### [EXERCISE BRIEF]
Count how many lines hold the word "Calendar" and give that number as the whole answer.

### [MATERIAL TO PROCESS]
========

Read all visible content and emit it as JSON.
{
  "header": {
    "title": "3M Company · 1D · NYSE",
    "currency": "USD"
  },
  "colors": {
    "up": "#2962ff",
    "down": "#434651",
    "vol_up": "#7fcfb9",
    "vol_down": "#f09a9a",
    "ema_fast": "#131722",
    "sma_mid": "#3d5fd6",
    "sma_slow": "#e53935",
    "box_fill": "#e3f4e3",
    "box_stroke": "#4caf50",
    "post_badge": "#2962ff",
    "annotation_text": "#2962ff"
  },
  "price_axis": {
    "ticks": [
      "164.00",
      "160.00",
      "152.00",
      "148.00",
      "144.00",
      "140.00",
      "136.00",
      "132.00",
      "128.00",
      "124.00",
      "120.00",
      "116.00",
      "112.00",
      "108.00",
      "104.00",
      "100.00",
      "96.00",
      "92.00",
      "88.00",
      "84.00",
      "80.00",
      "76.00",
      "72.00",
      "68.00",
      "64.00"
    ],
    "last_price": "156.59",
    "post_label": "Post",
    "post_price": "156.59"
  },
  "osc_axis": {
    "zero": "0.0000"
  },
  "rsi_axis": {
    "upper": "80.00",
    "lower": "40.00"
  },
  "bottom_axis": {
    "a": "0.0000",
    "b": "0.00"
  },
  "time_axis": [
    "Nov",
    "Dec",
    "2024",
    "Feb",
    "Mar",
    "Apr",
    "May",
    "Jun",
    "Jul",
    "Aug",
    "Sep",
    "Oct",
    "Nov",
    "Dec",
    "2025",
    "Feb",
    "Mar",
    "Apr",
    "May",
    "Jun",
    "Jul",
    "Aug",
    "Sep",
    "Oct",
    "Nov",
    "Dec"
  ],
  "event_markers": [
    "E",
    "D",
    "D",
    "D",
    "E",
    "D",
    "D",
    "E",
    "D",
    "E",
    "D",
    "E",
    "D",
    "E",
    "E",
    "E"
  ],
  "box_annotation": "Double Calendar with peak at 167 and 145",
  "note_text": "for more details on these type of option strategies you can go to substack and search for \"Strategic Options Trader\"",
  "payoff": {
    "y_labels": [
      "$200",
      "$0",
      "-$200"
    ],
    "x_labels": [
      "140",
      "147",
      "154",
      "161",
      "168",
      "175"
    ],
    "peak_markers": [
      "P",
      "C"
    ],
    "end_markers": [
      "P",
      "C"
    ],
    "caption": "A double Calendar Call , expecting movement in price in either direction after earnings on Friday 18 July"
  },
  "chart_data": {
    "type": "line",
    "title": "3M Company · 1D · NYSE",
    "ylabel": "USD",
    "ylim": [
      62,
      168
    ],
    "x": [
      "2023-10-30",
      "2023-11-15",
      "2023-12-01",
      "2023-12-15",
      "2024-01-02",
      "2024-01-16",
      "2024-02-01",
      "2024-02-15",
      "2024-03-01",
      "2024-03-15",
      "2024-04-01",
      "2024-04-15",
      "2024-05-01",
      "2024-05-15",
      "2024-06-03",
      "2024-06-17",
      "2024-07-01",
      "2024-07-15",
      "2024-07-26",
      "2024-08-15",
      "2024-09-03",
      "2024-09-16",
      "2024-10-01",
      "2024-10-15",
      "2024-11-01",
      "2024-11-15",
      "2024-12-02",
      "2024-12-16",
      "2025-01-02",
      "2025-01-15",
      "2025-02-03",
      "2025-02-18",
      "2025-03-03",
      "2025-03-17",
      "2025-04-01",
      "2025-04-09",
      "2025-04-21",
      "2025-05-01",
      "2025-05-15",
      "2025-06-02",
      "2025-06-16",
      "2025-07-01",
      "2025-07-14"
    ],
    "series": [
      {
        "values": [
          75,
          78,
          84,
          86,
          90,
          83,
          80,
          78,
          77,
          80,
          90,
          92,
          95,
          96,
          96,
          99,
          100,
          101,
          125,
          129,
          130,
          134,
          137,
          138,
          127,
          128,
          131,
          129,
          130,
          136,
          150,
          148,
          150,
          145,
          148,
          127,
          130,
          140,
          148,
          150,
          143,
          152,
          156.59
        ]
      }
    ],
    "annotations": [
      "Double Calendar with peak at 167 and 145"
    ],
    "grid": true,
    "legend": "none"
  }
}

========

### [FINISHED ANSWER]
3